**AIM**
All lines below must be repeated exactly, with the pictures omitted.

**ENTRIES SUPPLIED**
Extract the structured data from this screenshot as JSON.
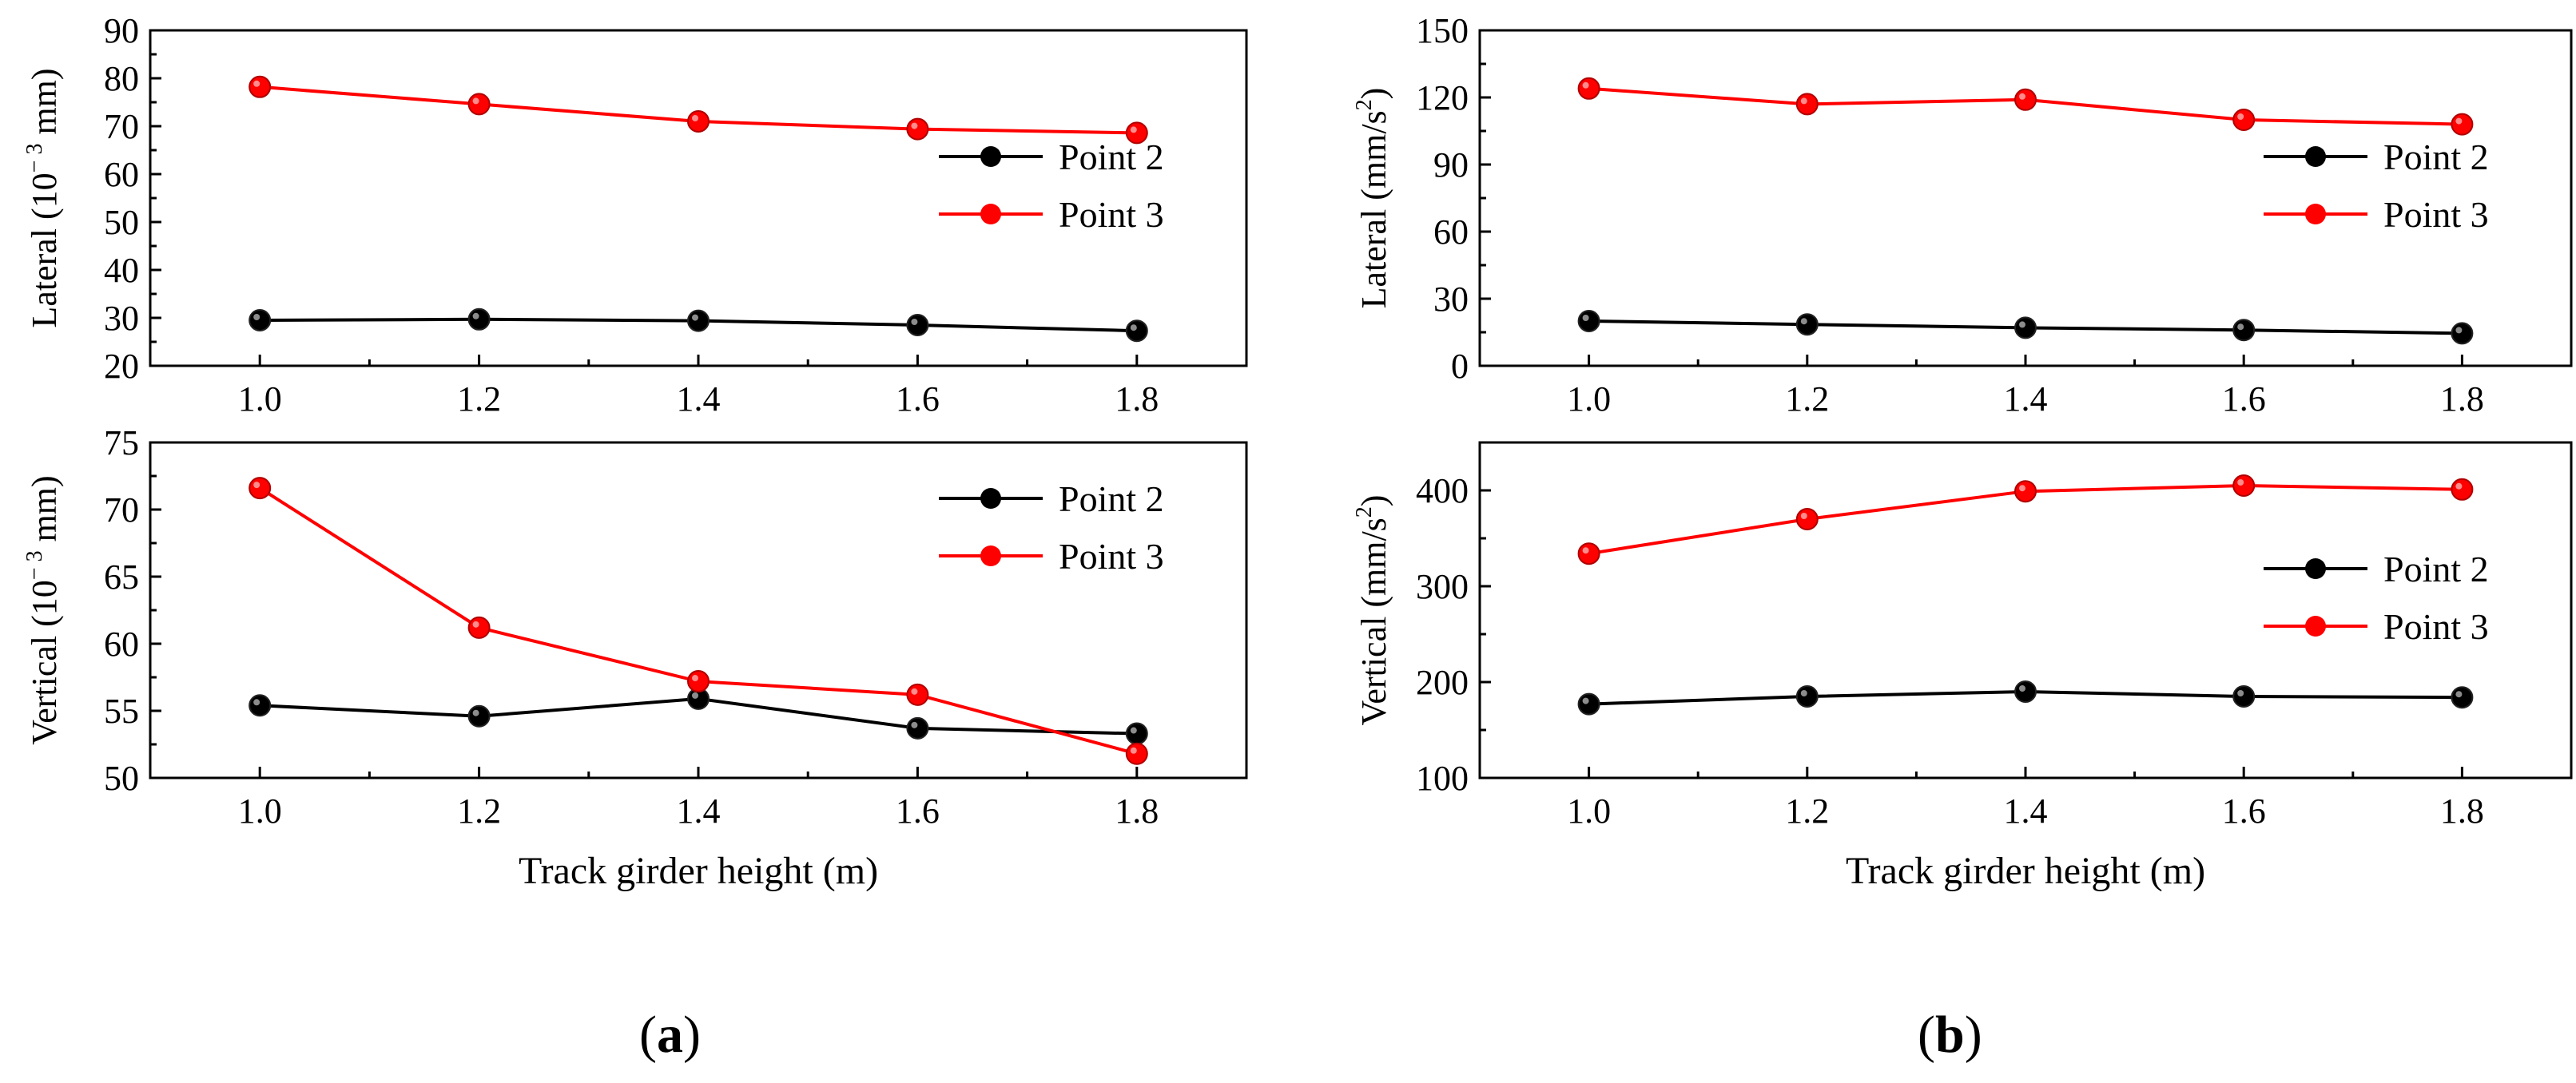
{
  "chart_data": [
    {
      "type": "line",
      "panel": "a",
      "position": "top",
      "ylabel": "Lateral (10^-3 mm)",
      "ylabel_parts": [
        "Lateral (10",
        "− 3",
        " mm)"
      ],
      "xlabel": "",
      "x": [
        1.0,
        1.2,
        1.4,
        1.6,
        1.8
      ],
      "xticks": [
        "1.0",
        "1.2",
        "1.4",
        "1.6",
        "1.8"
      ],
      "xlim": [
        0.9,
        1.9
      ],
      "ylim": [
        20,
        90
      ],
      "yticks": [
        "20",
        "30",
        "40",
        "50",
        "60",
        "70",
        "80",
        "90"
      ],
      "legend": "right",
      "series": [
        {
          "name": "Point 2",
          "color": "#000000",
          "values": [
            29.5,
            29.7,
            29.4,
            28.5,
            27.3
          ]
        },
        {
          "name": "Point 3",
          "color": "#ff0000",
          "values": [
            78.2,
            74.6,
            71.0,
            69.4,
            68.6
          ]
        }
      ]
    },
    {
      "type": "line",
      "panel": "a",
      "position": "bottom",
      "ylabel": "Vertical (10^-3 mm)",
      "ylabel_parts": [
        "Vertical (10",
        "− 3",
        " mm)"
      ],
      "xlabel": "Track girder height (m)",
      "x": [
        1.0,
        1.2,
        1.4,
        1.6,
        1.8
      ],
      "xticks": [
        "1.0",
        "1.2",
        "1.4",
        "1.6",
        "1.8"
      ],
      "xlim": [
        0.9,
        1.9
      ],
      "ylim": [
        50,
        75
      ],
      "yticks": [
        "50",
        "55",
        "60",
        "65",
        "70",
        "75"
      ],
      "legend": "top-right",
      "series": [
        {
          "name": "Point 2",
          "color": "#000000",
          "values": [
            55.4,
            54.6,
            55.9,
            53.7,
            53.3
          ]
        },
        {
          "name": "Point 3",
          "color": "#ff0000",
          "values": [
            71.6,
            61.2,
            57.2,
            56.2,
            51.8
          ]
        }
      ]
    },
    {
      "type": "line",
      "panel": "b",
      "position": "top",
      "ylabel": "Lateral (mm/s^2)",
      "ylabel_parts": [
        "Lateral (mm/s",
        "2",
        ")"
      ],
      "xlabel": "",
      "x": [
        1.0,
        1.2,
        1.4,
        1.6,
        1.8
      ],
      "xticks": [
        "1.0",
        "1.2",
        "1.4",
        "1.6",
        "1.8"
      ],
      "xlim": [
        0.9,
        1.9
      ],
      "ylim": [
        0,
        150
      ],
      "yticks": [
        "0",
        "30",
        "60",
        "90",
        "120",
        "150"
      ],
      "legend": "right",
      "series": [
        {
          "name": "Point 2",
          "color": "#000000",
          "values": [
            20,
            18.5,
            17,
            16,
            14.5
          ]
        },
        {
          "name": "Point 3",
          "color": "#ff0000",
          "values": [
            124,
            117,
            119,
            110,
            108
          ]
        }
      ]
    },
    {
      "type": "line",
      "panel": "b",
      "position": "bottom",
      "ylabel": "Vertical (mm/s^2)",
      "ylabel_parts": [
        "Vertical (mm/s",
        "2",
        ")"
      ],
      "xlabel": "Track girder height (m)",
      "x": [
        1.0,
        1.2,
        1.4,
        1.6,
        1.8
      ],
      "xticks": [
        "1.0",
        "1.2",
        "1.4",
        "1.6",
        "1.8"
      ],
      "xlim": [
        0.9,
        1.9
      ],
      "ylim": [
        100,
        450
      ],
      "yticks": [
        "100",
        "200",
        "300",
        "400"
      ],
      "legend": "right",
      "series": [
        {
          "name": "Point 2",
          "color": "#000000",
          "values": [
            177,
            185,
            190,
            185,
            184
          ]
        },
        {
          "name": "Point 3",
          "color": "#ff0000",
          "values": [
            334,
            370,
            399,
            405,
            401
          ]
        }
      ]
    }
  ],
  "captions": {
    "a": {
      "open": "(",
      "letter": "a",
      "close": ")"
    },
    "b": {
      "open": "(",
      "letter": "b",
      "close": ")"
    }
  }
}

**EXERCISE SOLUTION**
Extract the structured data from this screenshot as JSON.
{
  "chart_data": [
    {
      "type": "line",
      "panel": "a",
      "position": "top",
      "ylabel": "Lateral (10^-3 mm)",
      "ylabel_parts": [
        "Lateral (10",
        "− 3",
        " mm)"
      ],
      "xlabel": "",
      "x": [
        1.0,
        1.2,
        1.4,
        1.6,
        1.8
      ],
      "xticks": [
        "1.0",
        "1.2",
        "1.4",
        "1.6",
        "1.8"
      ],
      "xlim": [
        0.9,
        1.9
      ],
      "ylim": [
        20,
        90
      ],
      "yticks": [
        "20",
        "30",
        "40",
        "50",
        "60",
        "70",
        "80",
        "90"
      ],
      "legend": "right",
      "series": [
        {
          "name": "Point 2",
          "color": "#000000",
          "values": [
            29.5,
            29.7,
            29.4,
            28.5,
            27.3
          ]
        },
        {
          "name": "Point 3",
          "color": "#ff0000",
          "values": [
            78.2,
            74.6,
            71.0,
            69.4,
            68.6
          ]
        }
      ]
    },
    {
      "type": "line",
      "panel": "a",
      "position": "bottom",
      "ylabel": "Vertical (10^-3 mm)",
      "ylabel_parts": [
        "Vertical (10",
        "− 3",
        " mm)"
      ],
      "xlabel": "Track girder height (m)",
      "x": [
        1.0,
        1.2,
        1.4,
        1.6,
        1.8
      ],
      "xticks": [
        "1.0",
        "1.2",
        "1.4",
        "1.6",
        "1.8"
      ],
      "xlim": [
        0.9,
        1.9
      ],
      "ylim": [
        50,
        75
      ],
      "yticks": [
        "50",
        "55",
        "60",
        "65",
        "70",
        "75"
      ],
      "legend": "top-right",
      "series": [
        {
          "name": "Point 2",
          "color": "#000000",
          "values": [
            55.4,
            54.6,
            55.9,
            53.7,
            53.3
          ]
        },
        {
          "name": "Point 3",
          "color": "#ff0000",
          "values": [
            71.6,
            61.2,
            57.2,
            56.2,
            51.8
          ]
        }
      ]
    },
    {
      "type": "line",
      "panel": "b",
      "position": "top",
      "ylabel": "Lateral (mm/s^2)",
      "ylabel_parts": [
        "Lateral (mm/s",
        "2",
        ")"
      ],
      "xlabel": "",
      "x": [
        1.0,
        1.2,
        1.4,
        1.6,
        1.8
      ],
      "xticks": [
        "1.0",
        "1.2",
        "1.4",
        "1.6",
        "1.8"
      ],
      "xlim": [
        0.9,
        1.9
      ],
      "ylim": [
        0,
        150
      ],
      "yticks": [
        "0",
        "30",
        "60",
        "90",
        "120",
        "150"
      ],
      "legend": "right",
      "series": [
        {
          "name": "Point 2",
          "color": "#000000",
          "values": [
            20,
            18.5,
            17,
            16,
            14.5
          ]
        },
        {
          "name": "Point 3",
          "color": "#ff0000",
          "values": [
            124,
            117,
            119,
            110,
            108
          ]
        }
      ]
    },
    {
      "type": "line",
      "panel": "b",
      "position": "bottom",
      "ylabel": "Vertical (mm/s^2)",
      "ylabel_parts": [
        "Vertical (mm/s",
        "2",
        ")"
      ],
      "xlabel": "Track girder height (m)",
      "x": [
        1.0,
        1.2,
        1.4,
        1.6,
        1.8
      ],
      "xticks": [
        "1.0",
        "1.2",
        "1.4",
        "1.6",
        "1.8"
      ],
      "xlim": [
        0.9,
        1.9
      ],
      "ylim": [
        100,
        450
      ],
      "yticks": [
        "100",
        "200",
        "300",
        "400"
      ],
      "legend": "right",
      "series": [
        {
          "name": "Point 2",
          "color": "#000000",
          "values": [
            177,
            185,
            190,
            185,
            184
          ]
        },
        {
          "name": "Point 3",
          "color": "#ff0000",
          "values": [
            334,
            370,
            399,
            405,
            401
          ]
        }
      ]
    }
  ],
  "captions": {
    "a": {
      "open": "(",
      "letter": "a",
      "close": ")"
    },
    "b": {
      "open": "(",
      "letter": "b",
      "close": ")"
    }
  }
}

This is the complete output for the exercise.